* [REQUIREMENT]
In the passage about the city garden on an abandoned lot, what is the theme of the 2024 Philadelphia Flower Show?

— Start of PASSAGE SHOWN —

In this era of global change, we need to reimagine the vegetation of cities as homes for future nature.

A Beautiful Disturbance

An abandoned lot, an artifact of the human-urban century, finds new life as a novel ecosystem. This citygarden is a cosmopolitan place for convening humans and nature. The abundance of vacant urban property in America is an opportunity to cultivate landscapes of ecological and human connections. 

The 2024 Philadelphia Flower Show theme—United by Flowers—invites us to find common ground in the admiration and appreciation of the plant life around us.

This curiosity of the human spirit, a willingness to step outside the comfortable ecosystems of information we live in, has the power to both restore and reinvent the places in which we live. In that way, I think of the exhibit as an example of a secret garden in plain sight. If you came upon it, you might wonder who made it or if it was planted.  You might wonder what grows in a seemingly unlikely place for a garden. Who grows here? We're making a beautiful meadow despite abandonment. The power of flowers can cultivate a new dialogue between people and place.

— End of PASSAGE SHOWN —
— Start of DATA SEGMENT —

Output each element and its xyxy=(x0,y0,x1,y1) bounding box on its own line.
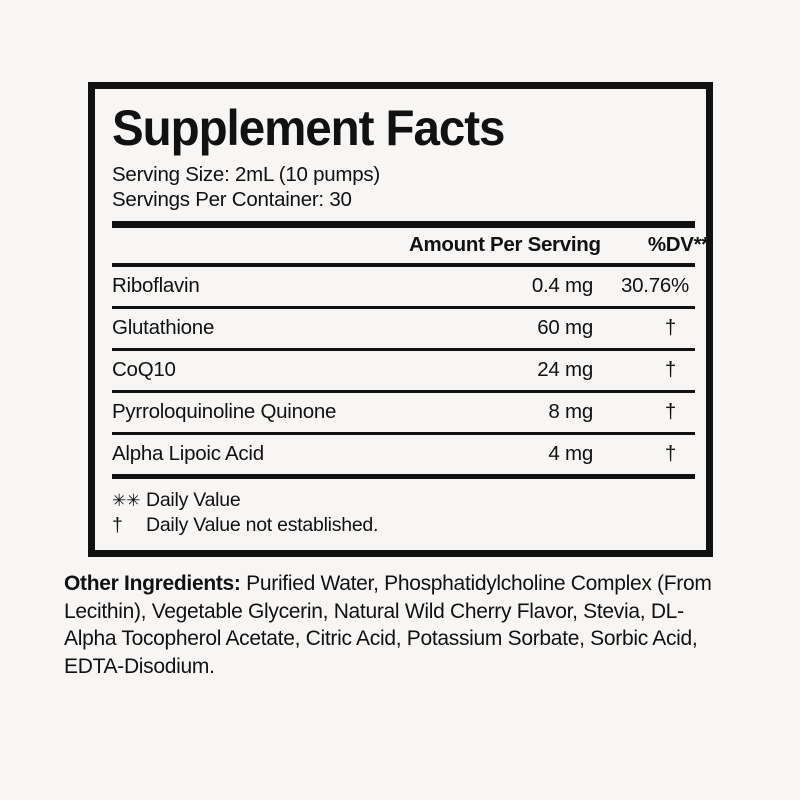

— End of DATA SEGMENT —

* [RESPONSE FOR THIS EXERCISE]
United by Flowers